[Extracted entries]:
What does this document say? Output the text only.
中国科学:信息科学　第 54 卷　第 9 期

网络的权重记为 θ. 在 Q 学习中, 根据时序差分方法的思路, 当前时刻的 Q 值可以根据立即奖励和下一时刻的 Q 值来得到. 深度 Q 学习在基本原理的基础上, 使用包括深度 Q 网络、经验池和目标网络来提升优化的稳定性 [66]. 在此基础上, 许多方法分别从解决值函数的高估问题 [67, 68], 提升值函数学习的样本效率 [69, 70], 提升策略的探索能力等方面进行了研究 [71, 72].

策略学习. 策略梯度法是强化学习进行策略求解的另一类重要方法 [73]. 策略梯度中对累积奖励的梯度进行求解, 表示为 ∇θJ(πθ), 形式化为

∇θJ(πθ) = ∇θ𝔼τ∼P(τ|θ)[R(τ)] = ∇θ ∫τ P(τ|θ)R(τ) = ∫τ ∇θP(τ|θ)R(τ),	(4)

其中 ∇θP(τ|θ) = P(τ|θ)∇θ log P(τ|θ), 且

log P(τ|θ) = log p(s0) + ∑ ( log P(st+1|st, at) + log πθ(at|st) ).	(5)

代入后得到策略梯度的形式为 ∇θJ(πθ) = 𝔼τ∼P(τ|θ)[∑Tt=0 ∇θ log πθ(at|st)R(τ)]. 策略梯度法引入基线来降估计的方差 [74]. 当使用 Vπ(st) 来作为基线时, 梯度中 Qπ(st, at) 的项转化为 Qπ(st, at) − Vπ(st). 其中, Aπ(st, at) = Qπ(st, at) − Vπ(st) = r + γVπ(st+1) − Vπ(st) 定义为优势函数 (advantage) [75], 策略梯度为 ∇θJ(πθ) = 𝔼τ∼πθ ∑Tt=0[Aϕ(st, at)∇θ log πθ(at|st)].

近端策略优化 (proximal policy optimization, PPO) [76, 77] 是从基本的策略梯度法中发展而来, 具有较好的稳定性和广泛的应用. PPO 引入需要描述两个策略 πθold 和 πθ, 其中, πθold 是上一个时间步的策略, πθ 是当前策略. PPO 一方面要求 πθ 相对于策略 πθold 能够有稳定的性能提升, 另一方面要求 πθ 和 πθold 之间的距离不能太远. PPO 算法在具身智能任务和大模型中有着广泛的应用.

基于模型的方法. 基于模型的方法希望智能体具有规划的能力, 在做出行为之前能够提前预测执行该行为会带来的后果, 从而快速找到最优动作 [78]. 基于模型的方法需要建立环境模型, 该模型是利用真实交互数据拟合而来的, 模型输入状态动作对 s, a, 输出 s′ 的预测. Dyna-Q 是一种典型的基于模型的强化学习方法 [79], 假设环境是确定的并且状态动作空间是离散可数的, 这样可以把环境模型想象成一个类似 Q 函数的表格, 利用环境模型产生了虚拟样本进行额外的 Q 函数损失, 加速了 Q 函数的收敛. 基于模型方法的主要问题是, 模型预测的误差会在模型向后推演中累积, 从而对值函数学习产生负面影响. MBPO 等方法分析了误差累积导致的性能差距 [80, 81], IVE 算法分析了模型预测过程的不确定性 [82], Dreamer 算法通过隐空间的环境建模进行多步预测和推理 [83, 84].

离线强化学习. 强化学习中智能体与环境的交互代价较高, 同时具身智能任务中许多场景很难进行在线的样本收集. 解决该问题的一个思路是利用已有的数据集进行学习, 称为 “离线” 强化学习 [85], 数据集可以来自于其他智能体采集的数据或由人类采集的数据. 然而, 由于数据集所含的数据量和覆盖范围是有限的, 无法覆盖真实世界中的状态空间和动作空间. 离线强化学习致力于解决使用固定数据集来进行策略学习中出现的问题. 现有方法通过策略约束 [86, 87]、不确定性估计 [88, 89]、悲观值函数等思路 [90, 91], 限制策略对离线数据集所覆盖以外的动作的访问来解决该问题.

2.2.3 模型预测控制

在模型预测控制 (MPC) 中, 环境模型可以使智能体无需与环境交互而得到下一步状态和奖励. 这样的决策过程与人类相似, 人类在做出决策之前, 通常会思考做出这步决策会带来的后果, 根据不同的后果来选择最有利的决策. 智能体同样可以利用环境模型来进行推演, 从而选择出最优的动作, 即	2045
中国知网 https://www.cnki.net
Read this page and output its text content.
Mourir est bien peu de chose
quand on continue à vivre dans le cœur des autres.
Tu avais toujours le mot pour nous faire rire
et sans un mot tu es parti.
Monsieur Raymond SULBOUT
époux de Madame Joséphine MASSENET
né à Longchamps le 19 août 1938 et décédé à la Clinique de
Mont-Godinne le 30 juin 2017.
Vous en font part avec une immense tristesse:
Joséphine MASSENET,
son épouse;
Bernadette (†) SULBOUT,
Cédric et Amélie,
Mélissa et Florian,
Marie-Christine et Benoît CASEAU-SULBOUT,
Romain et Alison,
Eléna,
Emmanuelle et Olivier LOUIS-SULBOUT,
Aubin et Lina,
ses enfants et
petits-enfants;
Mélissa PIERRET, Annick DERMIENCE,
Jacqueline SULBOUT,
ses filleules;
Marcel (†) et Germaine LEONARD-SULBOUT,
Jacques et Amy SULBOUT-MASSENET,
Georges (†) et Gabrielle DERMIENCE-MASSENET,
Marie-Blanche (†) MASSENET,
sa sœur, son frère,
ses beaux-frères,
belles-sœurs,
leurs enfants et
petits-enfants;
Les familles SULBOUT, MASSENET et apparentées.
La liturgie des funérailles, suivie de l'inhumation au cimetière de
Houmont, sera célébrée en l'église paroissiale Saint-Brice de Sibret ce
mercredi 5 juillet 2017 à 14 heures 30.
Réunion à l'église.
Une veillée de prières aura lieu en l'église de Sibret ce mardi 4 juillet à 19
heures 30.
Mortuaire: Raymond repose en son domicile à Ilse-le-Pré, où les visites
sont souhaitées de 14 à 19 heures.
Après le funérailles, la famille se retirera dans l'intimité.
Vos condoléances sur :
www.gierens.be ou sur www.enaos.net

[What is expected]: Your task is to pick out every line with the string "enfants" and copy it.

[Exercise output]:
ses enfants et
petits-enfants;
leurs enfants et
petits-enfants;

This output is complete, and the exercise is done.